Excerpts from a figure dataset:
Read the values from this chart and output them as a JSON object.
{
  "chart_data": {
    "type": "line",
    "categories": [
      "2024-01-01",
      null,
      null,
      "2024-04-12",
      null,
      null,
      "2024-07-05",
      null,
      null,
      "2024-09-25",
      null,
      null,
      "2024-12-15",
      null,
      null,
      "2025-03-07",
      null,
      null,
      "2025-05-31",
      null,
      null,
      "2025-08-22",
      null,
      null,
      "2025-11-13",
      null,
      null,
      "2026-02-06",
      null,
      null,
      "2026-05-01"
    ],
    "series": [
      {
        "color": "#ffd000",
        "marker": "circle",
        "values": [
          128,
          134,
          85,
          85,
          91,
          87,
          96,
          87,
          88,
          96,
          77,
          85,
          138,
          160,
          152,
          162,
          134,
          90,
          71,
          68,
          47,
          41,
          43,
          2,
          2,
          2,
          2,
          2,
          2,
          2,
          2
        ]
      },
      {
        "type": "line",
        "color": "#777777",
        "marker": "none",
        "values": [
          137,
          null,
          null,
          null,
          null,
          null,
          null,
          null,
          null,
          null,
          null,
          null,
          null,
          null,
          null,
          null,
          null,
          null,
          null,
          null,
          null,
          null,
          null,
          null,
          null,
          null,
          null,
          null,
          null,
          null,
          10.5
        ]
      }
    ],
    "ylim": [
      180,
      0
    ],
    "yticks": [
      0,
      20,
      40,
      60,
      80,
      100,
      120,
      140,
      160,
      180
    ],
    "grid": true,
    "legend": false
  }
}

**Request:** Write out the full listing, keeping every line exactly as it is.

**Answer in full:**
Read the values from this chart and output them as a JSON object.
{
  "chart_data": {
    "type": "line",
    "categories": [
      "2024-01-01",
      null,
      null,
      "2024-04-12",
      null,
      null,
      "2024-07-05",
      null,
      null,
      "2024-09-25",
      null,
      null,
      "2024-12-15",
      null,
      null,
      "2025-03-07",
      null,
      null,
      "2025-05-31",
      null,
      null,
      "2025-08-22",
      null,
      null,
      "2025-11-13",
      null,
      null,
      "2026-02-06",
      null,
      null,
      "2026-05-01"
    ],
    "series": [
      {
        "color": "#ffd000",
        "marker": "circle",
        "values": [
          128,
          134,
          85,
          85,
          91,
          87,
          96,
          87,
          88,
          96,
          77,
          85,
          138,
          160,
          152,
          162,
          134,
          90,
          71,
          68,
          47,
          41,
          43,
          2,
          2,
          2,
          2,
          2,
          2,
          2,
          2
        ]
      },
      {
        "type": "line",
        "color": "#777777",
        "marker": "none",
        "values": [
          137,
          null,
          null,
          null,
          null,
          null,
          null,
          null,
          null,
          null,
          null,
          null,
          null,
          null,
          null,
          null,
          null,
          null,
          null,
          null,
          null,
          null,
          null,
          null,
          null,
          null,
          null,
          null,
          null,
          null,
          10.5
        ]
      }
    ],
    "ylim": [
      180,
      0
    ],
    "yticks": [
      0,
      20,
      40,
      60,
      80,
      100,
      120,
      140,
      160,
      180
    ],
    "grid": true,
    "legend": false
  }
}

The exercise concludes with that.